## Begin Record extracts
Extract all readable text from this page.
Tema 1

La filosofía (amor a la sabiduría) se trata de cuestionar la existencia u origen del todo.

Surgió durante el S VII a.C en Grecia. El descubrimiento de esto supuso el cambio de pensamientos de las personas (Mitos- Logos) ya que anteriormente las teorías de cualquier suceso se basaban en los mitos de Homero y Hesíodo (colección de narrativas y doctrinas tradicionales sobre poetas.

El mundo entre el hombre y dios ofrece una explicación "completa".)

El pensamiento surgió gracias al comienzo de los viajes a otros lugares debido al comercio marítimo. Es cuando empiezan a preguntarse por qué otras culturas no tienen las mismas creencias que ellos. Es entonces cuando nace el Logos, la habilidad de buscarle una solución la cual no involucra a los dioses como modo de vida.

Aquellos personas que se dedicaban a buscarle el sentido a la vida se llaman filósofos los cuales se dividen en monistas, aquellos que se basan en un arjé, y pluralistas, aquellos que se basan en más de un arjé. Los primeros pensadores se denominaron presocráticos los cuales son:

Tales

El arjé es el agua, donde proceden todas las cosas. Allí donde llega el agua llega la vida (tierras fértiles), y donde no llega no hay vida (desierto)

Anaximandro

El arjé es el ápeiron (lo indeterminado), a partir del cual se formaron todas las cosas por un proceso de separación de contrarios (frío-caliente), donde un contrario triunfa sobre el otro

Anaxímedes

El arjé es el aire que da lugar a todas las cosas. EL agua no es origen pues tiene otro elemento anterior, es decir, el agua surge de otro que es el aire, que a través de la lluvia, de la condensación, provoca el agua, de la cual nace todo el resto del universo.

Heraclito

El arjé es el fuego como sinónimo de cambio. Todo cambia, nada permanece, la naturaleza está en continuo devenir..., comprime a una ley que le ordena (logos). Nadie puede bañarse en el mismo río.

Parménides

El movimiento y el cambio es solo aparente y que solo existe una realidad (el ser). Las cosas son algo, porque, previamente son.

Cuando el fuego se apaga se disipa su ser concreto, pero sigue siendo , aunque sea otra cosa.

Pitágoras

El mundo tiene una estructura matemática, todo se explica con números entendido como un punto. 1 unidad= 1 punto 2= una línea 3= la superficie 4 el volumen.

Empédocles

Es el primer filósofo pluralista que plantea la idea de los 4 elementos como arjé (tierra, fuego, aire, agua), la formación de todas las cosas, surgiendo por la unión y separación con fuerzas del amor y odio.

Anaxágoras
## End Record extracts
Your task:
Exactly reproduce all of the entries.

In response:
Extract all readable text from this page.
Tema 1

La filosofía (amor a la sabiduría) se trata de cuestionar la existencia u origen del todo.

Surgió durante el S VII a.C en Grecia. El descubrimiento de esto supuso el cambio de pensamientos de las personas (Mitos- Logos) ya que anteriormente las teorías de cualquier suceso se basaban en los mitos de Homero y Hesíodo (colección de narrativas y doctrinas tradicionales sobre poetas.

El mundo entre el hombre y dios ofrece una explicación "completa".)

El pensamiento surgió gracias al comienzo de los viajes a otros lugares debido al comercio marítimo. Es cuando empiezan a preguntarse por qué otras culturas no tienen las mismas creencias que ellos. Es entonces cuando nace el Logos, la habilidad de buscarle una solución la cual no involucra a los dioses como modo de vida.

Aquellos personas que se dedicaban a buscarle el sentido a la vida se llaman filósofos los cuales se dividen en monistas, aquellos que se basan en un arjé, y pluralistas, aquellos que se basan en más de un arjé. Los primeros pensadores se denominaron presocráticos los cuales son:

Tales

El arjé es el agua, donde proceden todas las cosas. Allí donde llega el agua llega la vida (tierras fértiles), y donde no llega no hay vida (desierto)

Anaximandro

El arjé es el ápeiron (lo indeterminado), a partir del cual se formaron todas las cosas por un proceso de separación de contrarios (frío-caliente), donde un contrario triunfa sobre el otro

Anaxímedes

El arjé es el aire que da lugar a todas las cosas. EL agua no es origen pues tiene otro elemento anterior, es decir, el agua surge de otro que es el aire, que a través de la lluvia, de la condensación, provoca el agua, de la cual nace todo el resto del universo.

Heraclito

El arjé es el fuego como sinónimo de cambio. Todo cambia, nada permanece, la naturaleza está en continuo devenir..., comprime a una ley que le ordena (logos). Nadie puede bañarse en el mismo río.

Parménides

El movimiento y el cambio es solo aparente y que solo existe una realidad (el ser). Las cosas son algo, porque, previamente son.

Cuando el fuego se apaga se disipa su ser concreto, pero sigue siendo , aunque sea otra cosa.

Pitágoras

El mundo tiene una estructura matemática, todo se explica con números entendido como un punto. 1 unidad= 1 punto 2= una línea 3= la superficie 4 el volumen.

Empédocles

Es el primer filósofo pluralista que plantea la idea de los 4 elementos como arjé (tierra, fuego, aire, agua), la formación de todas las cosas, surgiendo por la unión y separación con fuerzas del amor y odio.

Anaxágoras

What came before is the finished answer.